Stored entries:
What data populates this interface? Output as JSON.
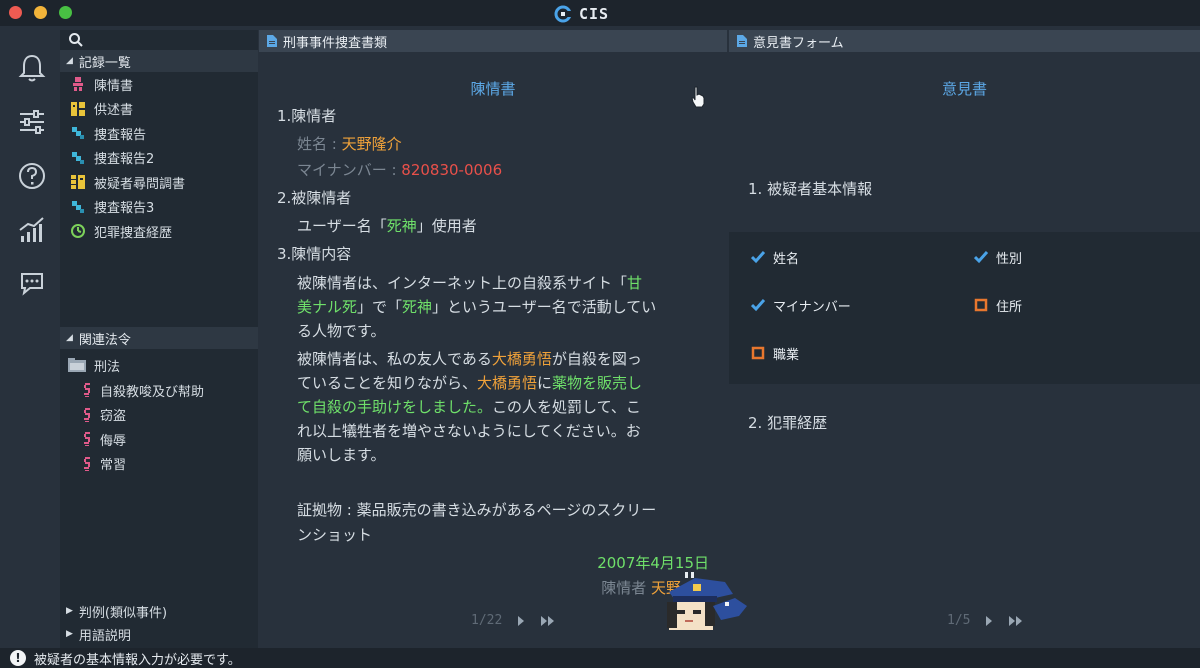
{
  "window": {
    "app_name": "CIS"
  },
  "sidebar": {
    "records_header": "記録一覧",
    "records": [
      {
        "label": "陳情書",
        "icon": "person-icon"
      },
      {
        "label": "供述書",
        "icon": "deposition-icon"
      },
      {
        "label": "捜査報告",
        "icon": "report-icon"
      },
      {
        "label": "捜査報告2",
        "icon": "report-icon"
      },
      {
        "label": "被疑者尋問調書",
        "icon": "interrogation-icon"
      },
      {
        "label": "捜査報告3",
        "icon": "report-icon"
      },
      {
        "label": "犯罪捜査経歴",
        "icon": "history-icon"
      }
    ],
    "laws_header": "関連法令",
    "law_folder": "刑法",
    "laws": [
      "自殺教唆及び幇助",
      "窃盗",
      "侮辱",
      "常習"
    ],
    "precedents_header": "判例(類似事件)",
    "glossary_header": "用語説明"
  },
  "left_panel": {
    "header": "刑事事件捜査書類",
    "doc_title": "陳情書",
    "s1_heading": "1.陳情者",
    "name_label": "姓名 : ",
    "name_value": "天野隆介",
    "mynumber_label": "マイナンバー : ",
    "mynumber_value": "820830-0006",
    "s2_heading": "2.被陳情者",
    "s2_text_a": "ユーザー名「",
    "s2_text_b": "死神",
    "s2_text_c": "」使用者",
    "s3_heading": "3.陳情内容",
    "p1_l1_a": "被陳情者は、インターネット上の自殺系サイト「",
    "p1_l1_b": "甘",
    "p1_l2_a": "美ナル死",
    "p1_l2_b": "」で「",
    "p1_l2_c": "死神",
    "p1_l2_d": "」というユーザー名で活動してい",
    "p1_l3": "る人物です。",
    "p2_l1_a": "被陳情者は、私の友人である",
    "p2_l1_b": "大橋勇悟",
    "p2_l1_c": "が自殺を図っ",
    "p2_l2_a": "ていることを知りながら、",
    "p2_l2_b": "大橋勇悟",
    "p2_l2_c": "に",
    "p2_l2_d": "薬物を販売し",
    "p2_l3_a": "て自殺の手助けをしました。",
    "p2_l3_b": "この人を処罰して、こ",
    "p2_l4": "れ以上犠牲者を増やさないようにしてください。お",
    "p2_l5": "願いします。",
    "evidence_l1": "証拠物 : 薬品販売の書き込みがあるページのスクリー",
    "evidence_l2": "ンショット",
    "date": "2007年4月15日",
    "signer_label": "陳情者 ",
    "signer_value": "天野",
    "pager": "1/22"
  },
  "right_panel": {
    "header": "意見書フォーム",
    "form_title": "意見書",
    "section1": "1. 被疑者基本情報",
    "checkboxes": [
      {
        "label": "姓名",
        "state": "checked"
      },
      {
        "label": "性別",
        "state": "checked"
      },
      {
        "label": "マイナンバー",
        "state": "checked"
      },
      {
        "label": "住所",
        "state": "unchecked"
      },
      {
        "label": "職業",
        "state": "unchecked"
      }
    ],
    "section2": "2. 犯罪経歴",
    "pager": "1/5"
  },
  "status": {
    "message": "被疑者の基本情報入力が必要です。"
  },
  "colors": {
    "accent_blue": "#5ca8e6",
    "highlight_orange": "#f0a23a",
    "highlight_red": "#e8504a",
    "highlight_green": "#6fe06a",
    "check_blue": "#4aa3e8",
    "box_orange": "#e8772e"
  }
}
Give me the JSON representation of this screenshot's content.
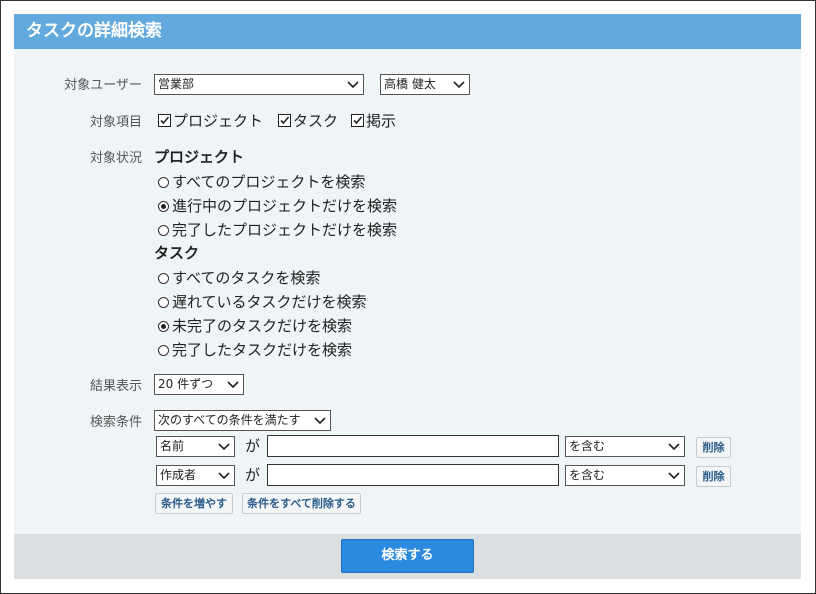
{
  "header": {
    "title": "タスクの詳細検索"
  },
  "labels": {
    "target_user": "対象ユーザー",
    "target_items": "対象項目",
    "target_status": "対象状況",
    "result_display": "結果表示",
    "search_condition": "検索条件"
  },
  "target_user": {
    "department": "営業部",
    "user": "高橋 健太"
  },
  "target_items": [
    {
      "label": "プロジェクト",
      "checked": true
    },
    {
      "label": "タスク",
      "checked": true
    },
    {
      "label": "掲示",
      "checked": true
    }
  ],
  "status": {
    "project": {
      "heading": "プロジェクト",
      "options": [
        {
          "label": "すべてのプロジェクトを検索",
          "selected": false
        },
        {
          "label": "進行中のプロジェクトだけを検索",
          "selected": true
        },
        {
          "label": "完了したプロジェクトだけを検索",
          "selected": false
        }
      ]
    },
    "task": {
      "heading": "タスク",
      "options": [
        {
          "label": "すべてのタスクを検索",
          "selected": false
        },
        {
          "label": "遅れているタスクだけを検索",
          "selected": false
        },
        {
          "label": "未完了のタスクだけを検索",
          "selected": true
        },
        {
          "label": "完了したタスクだけを検索",
          "selected": false
        }
      ]
    }
  },
  "result_display": {
    "value": "20 件ずつ"
  },
  "conditions": {
    "match_mode": "次のすべての条件を満たす",
    "rows": [
      {
        "field": "名前",
        "particle": "が",
        "value": "",
        "operator": "を含む",
        "delete_label": "削除"
      },
      {
        "field": "作成者",
        "particle": "が",
        "value": "",
        "operator": "を含む",
        "delete_label": "削除"
      }
    ],
    "add_label": "条件を増やす",
    "clear_label": "条件をすべて削除する"
  },
  "footer": {
    "search_label": "検索する"
  },
  "icons": {
    "dropdown": "chevron-down-icon",
    "checkbox": "checkbox-checked-icon",
    "radio": "radio-icon"
  },
  "colors": {
    "header_bg": "#62a9dd",
    "content_bg": "#eff4f7",
    "footer_bg": "#dcdfe2",
    "primary_button": "#2b8ae0"
  }
}
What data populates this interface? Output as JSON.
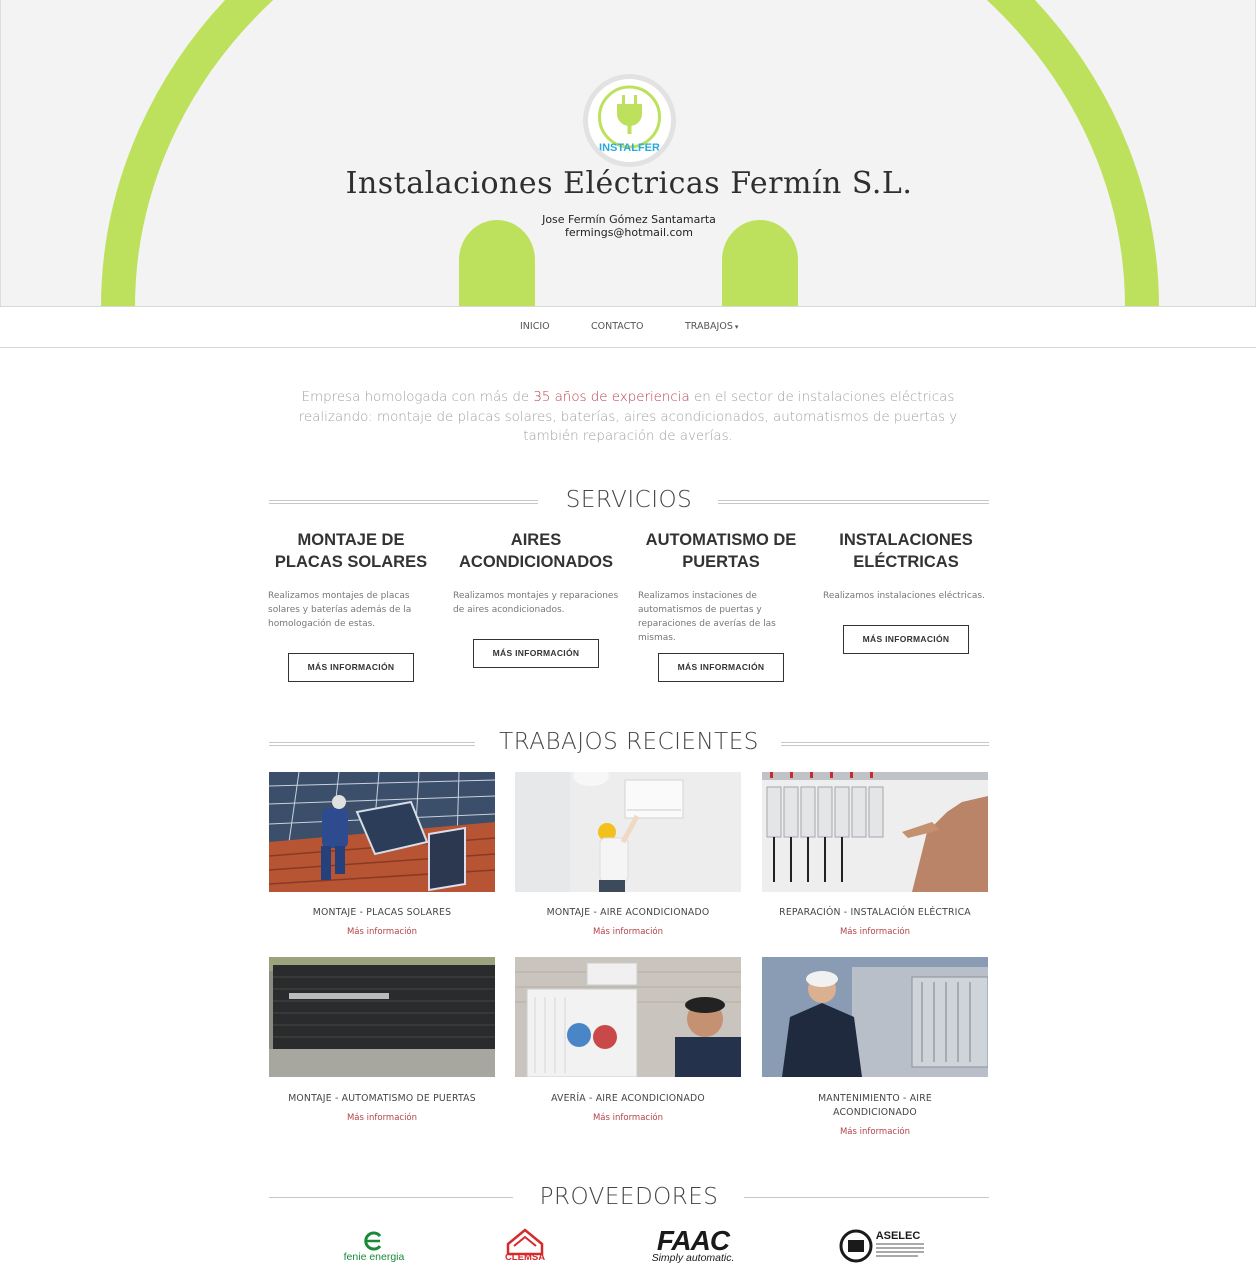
{
  "header": {
    "logo_text": "INSTALFER",
    "title": "Instalaciones Eléctricas Fermín S.L.",
    "owner": "Jose Fermín Gómez Santamarta",
    "email": "fermings@hotmail.com"
  },
  "nav": {
    "items": [
      {
        "label": "INICIO"
      },
      {
        "label": "CONTACTO"
      },
      {
        "label": "TRABAJOS"
      }
    ]
  },
  "intro": {
    "before": "Empresa homologada con más de ",
    "highlight": "35 años de experiencia",
    "after": " en el sector de instalaciones eléctricas realizando: montaje de placas solares, baterías, aires acondicionados, automatismos de puertas y también reparación de averías."
  },
  "services": {
    "heading": "SERVICIOS",
    "items": [
      {
        "title_1": "MONTAJE DE",
        "title_2": "PLACAS SOLARES",
        "desc": "Realizamos montajes de placas solares y baterías además de la homologación de estas.",
        "button": "MÁS INFORMACIÓN"
      },
      {
        "title_1": "AIRES",
        "title_2": "ACONDICIONADOS",
        "desc": "Realizamos montajes y reparaciones de aires acondicionados.",
        "button": "MÁS INFORMACIÓN"
      },
      {
        "title_1": "AUTOMATISMO DE",
        "title_2": "PUERTAS",
        "desc": "Realizamos instaciones de automatismos de puertas y reparaciones de averías de las mismas.",
        "button": "MÁS INFORMACIÓN"
      },
      {
        "title_1": "INSTALACIONES",
        "title_2": "ELÉCTRICAS",
        "desc": "Realizamos instalaciones eléctricas.",
        "button": "MÁS INFORMACIÓN"
      }
    ]
  },
  "works": {
    "heading": "TRABAJOS RECIENTES",
    "items": [
      {
        "title": "MONTAJE - PLACAS SOLARES",
        "link": "Más información"
      },
      {
        "title": "MONTAJE - AIRE ACONDICIONADO",
        "link": "Más información"
      },
      {
        "title": "REPARACIÓN - INSTALACIÓN ELÉCTRICA",
        "link": "Más información"
      },
      {
        "title": "MONTAJE - AUTOMATISMO DE PUERTAS",
        "link": "Más información"
      },
      {
        "title": "AVERÍA - AIRE ACONDICIONADO",
        "link": "Más información"
      },
      {
        "title_1": "MANTENIMIENTO - AIRE",
        "title_2": "ACONDICIONADO",
        "link": "Más información"
      }
    ]
  },
  "providers": {
    "heading": "PROVEEDORES",
    "items": [
      {
        "name": "fenie energia"
      },
      {
        "name": "CLEMSA"
      },
      {
        "name": "FAAC",
        "tagline": "Simply automatic."
      },
      {
        "name": "ASELEC"
      }
    ]
  },
  "colors": {
    "accent_green": "#bde15c",
    "link_red": "#b3424a",
    "logo_blue": "#29a9e0"
  }
}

■ Requirements
Take every line from the data that contains the word "automatismos".

■ Reply to the task
    "after": " en el sector de instalaciones eléctricas realizando: montaje de placas solares, baterías, aires acondicionados, automatismos de puertas y también reparación de averías."
        "desc": "Realizamos instaciones de automatismos de puertas y reparaciones de averías de las mismas.",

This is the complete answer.